Given problem. Transcribe the records below exactly as they appear.

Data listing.
::::

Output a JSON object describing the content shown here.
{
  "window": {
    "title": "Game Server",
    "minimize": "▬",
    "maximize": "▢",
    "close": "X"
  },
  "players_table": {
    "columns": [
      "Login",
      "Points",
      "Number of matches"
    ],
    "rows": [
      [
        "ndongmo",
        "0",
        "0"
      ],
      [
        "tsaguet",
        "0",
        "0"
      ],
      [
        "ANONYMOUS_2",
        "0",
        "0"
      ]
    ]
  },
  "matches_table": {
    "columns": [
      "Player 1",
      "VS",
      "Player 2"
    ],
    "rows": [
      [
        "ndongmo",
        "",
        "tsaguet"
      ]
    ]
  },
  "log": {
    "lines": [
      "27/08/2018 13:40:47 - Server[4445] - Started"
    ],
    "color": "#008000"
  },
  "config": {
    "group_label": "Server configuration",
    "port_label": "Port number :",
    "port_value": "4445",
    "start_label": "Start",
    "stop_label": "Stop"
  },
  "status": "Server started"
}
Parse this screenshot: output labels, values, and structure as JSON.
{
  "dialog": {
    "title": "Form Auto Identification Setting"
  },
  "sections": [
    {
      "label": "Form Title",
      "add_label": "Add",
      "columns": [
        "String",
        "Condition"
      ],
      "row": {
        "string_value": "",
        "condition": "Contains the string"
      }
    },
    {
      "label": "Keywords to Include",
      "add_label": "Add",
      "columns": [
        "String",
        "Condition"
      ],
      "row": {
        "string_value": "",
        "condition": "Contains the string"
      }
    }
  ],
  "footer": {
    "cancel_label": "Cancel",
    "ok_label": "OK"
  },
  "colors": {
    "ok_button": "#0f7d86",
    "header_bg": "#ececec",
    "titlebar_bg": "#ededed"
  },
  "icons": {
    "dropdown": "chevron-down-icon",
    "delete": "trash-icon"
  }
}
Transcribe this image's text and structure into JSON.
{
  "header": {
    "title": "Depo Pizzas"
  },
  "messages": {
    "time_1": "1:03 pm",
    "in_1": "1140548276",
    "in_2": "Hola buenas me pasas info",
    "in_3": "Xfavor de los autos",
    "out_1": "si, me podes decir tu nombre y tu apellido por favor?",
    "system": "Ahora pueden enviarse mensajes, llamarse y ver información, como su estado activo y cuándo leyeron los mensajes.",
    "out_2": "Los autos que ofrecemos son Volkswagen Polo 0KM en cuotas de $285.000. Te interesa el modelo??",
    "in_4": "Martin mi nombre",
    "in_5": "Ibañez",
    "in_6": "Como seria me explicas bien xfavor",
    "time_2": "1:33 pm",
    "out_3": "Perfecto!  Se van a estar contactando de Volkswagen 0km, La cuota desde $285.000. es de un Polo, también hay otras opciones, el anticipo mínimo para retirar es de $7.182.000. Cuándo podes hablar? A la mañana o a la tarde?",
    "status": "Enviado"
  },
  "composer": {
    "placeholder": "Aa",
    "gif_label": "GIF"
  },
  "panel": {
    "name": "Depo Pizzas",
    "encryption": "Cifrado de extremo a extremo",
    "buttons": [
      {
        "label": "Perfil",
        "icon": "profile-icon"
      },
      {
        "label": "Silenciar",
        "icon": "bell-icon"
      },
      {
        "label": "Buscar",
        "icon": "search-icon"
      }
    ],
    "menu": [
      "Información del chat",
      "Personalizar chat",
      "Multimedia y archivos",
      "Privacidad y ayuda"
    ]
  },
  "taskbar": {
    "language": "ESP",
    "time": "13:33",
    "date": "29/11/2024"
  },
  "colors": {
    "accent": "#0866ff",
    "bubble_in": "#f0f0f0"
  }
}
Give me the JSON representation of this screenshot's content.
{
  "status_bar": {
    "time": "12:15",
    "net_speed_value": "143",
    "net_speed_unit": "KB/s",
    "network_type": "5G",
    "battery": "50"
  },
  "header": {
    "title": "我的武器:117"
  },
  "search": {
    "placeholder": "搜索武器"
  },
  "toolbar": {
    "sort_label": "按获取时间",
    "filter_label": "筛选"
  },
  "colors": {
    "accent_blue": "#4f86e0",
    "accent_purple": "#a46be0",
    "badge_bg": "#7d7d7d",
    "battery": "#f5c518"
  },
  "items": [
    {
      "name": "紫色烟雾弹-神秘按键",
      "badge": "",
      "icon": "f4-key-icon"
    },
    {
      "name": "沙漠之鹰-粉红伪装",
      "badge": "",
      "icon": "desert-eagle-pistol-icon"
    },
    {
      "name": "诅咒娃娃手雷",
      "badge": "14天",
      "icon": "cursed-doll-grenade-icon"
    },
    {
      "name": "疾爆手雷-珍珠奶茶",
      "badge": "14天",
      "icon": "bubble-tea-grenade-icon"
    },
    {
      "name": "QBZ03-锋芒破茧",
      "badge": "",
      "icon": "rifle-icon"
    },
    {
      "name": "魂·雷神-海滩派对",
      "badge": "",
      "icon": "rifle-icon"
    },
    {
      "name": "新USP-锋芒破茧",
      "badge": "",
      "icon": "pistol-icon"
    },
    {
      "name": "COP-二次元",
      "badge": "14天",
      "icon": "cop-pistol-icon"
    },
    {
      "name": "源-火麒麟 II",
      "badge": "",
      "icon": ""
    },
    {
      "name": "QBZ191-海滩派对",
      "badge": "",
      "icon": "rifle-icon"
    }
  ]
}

::::

Solution to this task.
Output a JSON object describing the content shown here.
{
  "window": {
    "title": "Game Server",
    "minimize": "▬",
    "maximize": "▢",
    "close": "X"
  },
  "players_table": {
    "columns": [
      "Login",
      "Points",
      "Number of matches"
    ],
    "rows": [
      [
        "ndongmo",
        "0",
        "0"
      ],
      [
        "tsaguet",
        "0",
        "0"
      ],
      [
        "ANONYMOUS_2",
        "0",
        "0"
      ]
    ]
  },
  "matches_table": {
    "columns": [
      "Player 1",
      "VS",
      "Player 2"
    ],
    "rows": [
      [
        "ndongmo",
        "",
        "tsaguet"
      ]
    ]
  },
  "log": {
    "lines": [
      "27/08/2018 13:40:47 - Server[4445] - Started"
    ],
    "color": "#008000"
  },
  "config": {
    "group_label": "Server configuration",
    "port_label": "Port number :",
    "port_value": "4445",
    "start_label": "Start",
    "stop_label": "Stop"
  },
  "status": "Server started"
}
Parse this screenshot: output labels, values, and structure as JSON.
{
  "dialog": {
    "title": "Form Auto Identification Setting"
  },
  "sections": [
    {
      "label": "Form Title",
      "add_label": "Add",
      "columns": [
        "String",
        "Condition"
      ],
      "row": {
        "string_value": "",
        "condition": "Contains the string"
      }
    },
    {
      "label": "Keywords to Include",
      "add_label": "Add",
      "columns": [
        "String",
        "Condition"
      ],
      "row": {
        "string_value": "",
        "condition": "Contains the string"
      }
    }
  ],
  "footer": {
    "cancel_label": "Cancel",
    "ok_label": "OK"
  },
  "colors": {
    "ok_button": "#0f7d86",
    "header_bg": "#ececec",
    "titlebar_bg": "#ededed"
  },
  "icons": {
    "dropdown": "chevron-down-icon",
    "delete": "trash-icon"
  }
}
Transcribe this image's text and structure into JSON.
{
  "header": {
    "title": "Depo Pizzas"
  },
  "messages": {
    "time_1": "1:03 pm",
    "in_1": "1140548276",
    "in_2": "Hola buenas me pasas info",
    "in_3": "Xfavor de los autos",
    "out_1": "si, me podes decir tu nombre y tu apellido por favor?",
    "system": "Ahora pueden enviarse mensajes, llamarse y ver información, como su estado activo y cuándo leyeron los mensajes.",
    "out_2": "Los autos que ofrecemos son Volkswagen Polo 0KM en cuotas de $285.000. Te interesa el modelo??",
    "in_4": "Martin mi nombre",
    "in_5": "Ibañez",
    "in_6": "Como seria me explicas bien xfavor",
    "time_2": "1:33 pm",
    "out_3": "Perfecto!  Se van a estar contactando de Volkswagen 0km, La cuota desde $285.000. es de un Polo, también hay otras opciones, el anticipo mínimo para retirar es de $7.182.000. Cuándo podes hablar? A la mañana o a la tarde?",
    "status": "Enviado"
  },
  "composer": {
    "placeholder": "Aa",
    "gif_label": "GIF"
  },
  "panel": {
    "name": "Depo Pizzas",
    "encryption": "Cifrado de extremo a extremo",
    "buttons": [
      {
        "label": "Perfil",
        "icon": "profile-icon"
      },
      {
        "label": "Silenciar",
        "icon": "bell-icon"
      },
      {
        "label": "Buscar",
        "icon": "search-icon"
      }
    ],
    "menu": [
      "Información del chat",
      "Personalizar chat",
      "Multimedia y archivos",
      "Privacidad y ayuda"
    ]
  },
  "taskbar": {
    "language": "ESP",
    "time": "13:33",
    "date": "29/11/2024"
  },
  "colors": {
    "accent": "#0866ff",
    "bubble_in": "#f0f0f0"
  }
}
Give me the JSON representation of this screenshot's content.
{
  "status_bar": {
    "time": "12:15",
    "net_speed_value": "143",
    "net_speed_unit": "KB/s",
    "network_type": "5G",
    "battery": "50"
  },
  "header": {
    "title": "我的武器:117"
  },
  "search": {
    "placeholder": "搜索武器"
  },
  "toolbar": {
    "sort_label": "按获取时间",
    "filter_label": "筛选"
  },
  "colors": {
    "accent_blue": "#4f86e0",
    "accent_purple": "#a46be0",
    "badge_bg": "#7d7d7d",
    "battery": "#f5c518"
  },
  "items": [
    {
      "name": "紫色烟雾弹-神秘按键",
      "badge": "",
      "icon": "f4-key-icon"
    },
    {
      "name": "沙漠之鹰-粉红伪装",
      "badge": "",
      "icon": "desert-eagle-pistol-icon"
    },
    {
      "name": "诅咒娃娃手雷",
      "badge": "14天",
      "icon": "cursed-doll-grenade-icon"
    },
    {
      "name": "疾爆手雷-珍珠奶茶",
      "badge": "14天",
      "icon": "bubble-tea-grenade-icon"
    },
    {
      "name": "QBZ03-锋芒破茧",
      "badge": "",
      "icon": "rifle-icon"
    },
    {
      "name": "魂·雷神-海滩派对",
      "badge": "",
      "icon": "rifle-icon"
    },
    {
      "name": "新USP-锋芒破茧",
      "badge": "",
      "icon": "pistol-icon"
    },
    {
      "name": "COP-二次元",
      "badge": "14天",
      "icon": "cop-pistol-icon"
    },
    {
      "name": "源-火麒麟 II",
      "badge": "",
      "icon": ""
    },
    {
      "name": "QBZ191-海滩派对",
      "badge": "",
      "icon": "rifle-icon"
    }
  ]
}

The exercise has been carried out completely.